▶ [Written task]: Check each line of the listing for the string "could", then state how many lines have it. Only the number is wanted.

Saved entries
──────────────────────────────

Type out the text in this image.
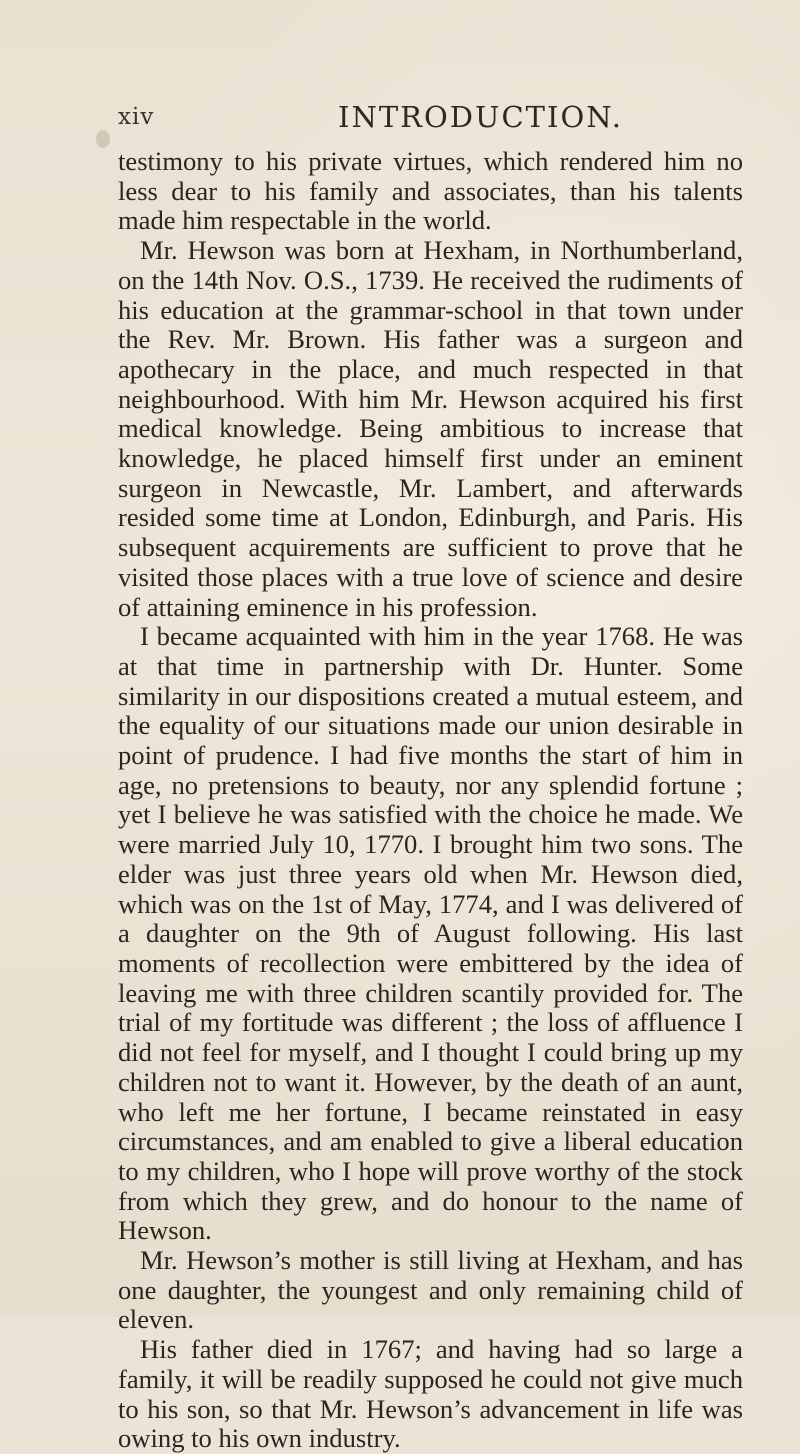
xiv	INTRODUCTION.

testimony to his private virtues, which rendered him no less dear to his family and associates, than his talents made him respectable in the world.

Mr. Hewson was born at Hexham, in Northumberland, on the 14th Nov. O.S., 1739. He received the rudiments of his education at the grammar-school in that town under the Rev. Mr. Brown. His father was a surgeon and apothecary in the place, and much respected in that neighbourhood. With him Mr. Hewson acquired his first medical knowledge. Being ambitious to increase that knowledge, he placed himself first under an eminent surgeon in Newcastle, Mr. Lambert, and afterwards resided some time at London, Edinburgh, and Paris. His subsequent acquirements are sufficient to prove that he visited those places with a true love of science and desire of attaining eminence in his profession.

I became acquainted with him in the year 1768. He was at that time in partnership with Dr. Hunter. Some similarity in our dispositions created a mutual esteem, and the equality of our situations made our union desirable in point of prudence. I had five months the start of him in age, no pretensions to beauty, nor any splendid fortune ; yet I believe he was satisfied with the choice he made. We were married July 10, 1770. I brought him two sons. The elder was just three years old when Mr. Hewson died, which was on the 1st of May, 1774, and I was delivered of a daughter on the 9th of August following. His last moments of recollection were embittered by the idea of leaving me with three children scantily provided for. The trial of my fortitude was different ; the loss of affluence I did not feel for myself, and I thought I could bring up my children not to want it. However, by the death of an aunt, who left me her fortune, I became reinstated in easy circumstances, and am enabled to give a liberal education to my children, who I hope will prove worthy of the stock from which they grew, and do honour to the name of Hewson.

Mr. Hewson’s mother is still living at Hexham, and has one daughter, the youngest and only remaining child of eleven.

His father died in 1767; and having had so large a family, it will be readily supposed he could not give much to his son, so that Mr. Hewson’s advancement in life was owing to his own industry.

──────────────────────────────

▶ [Completed task]: 2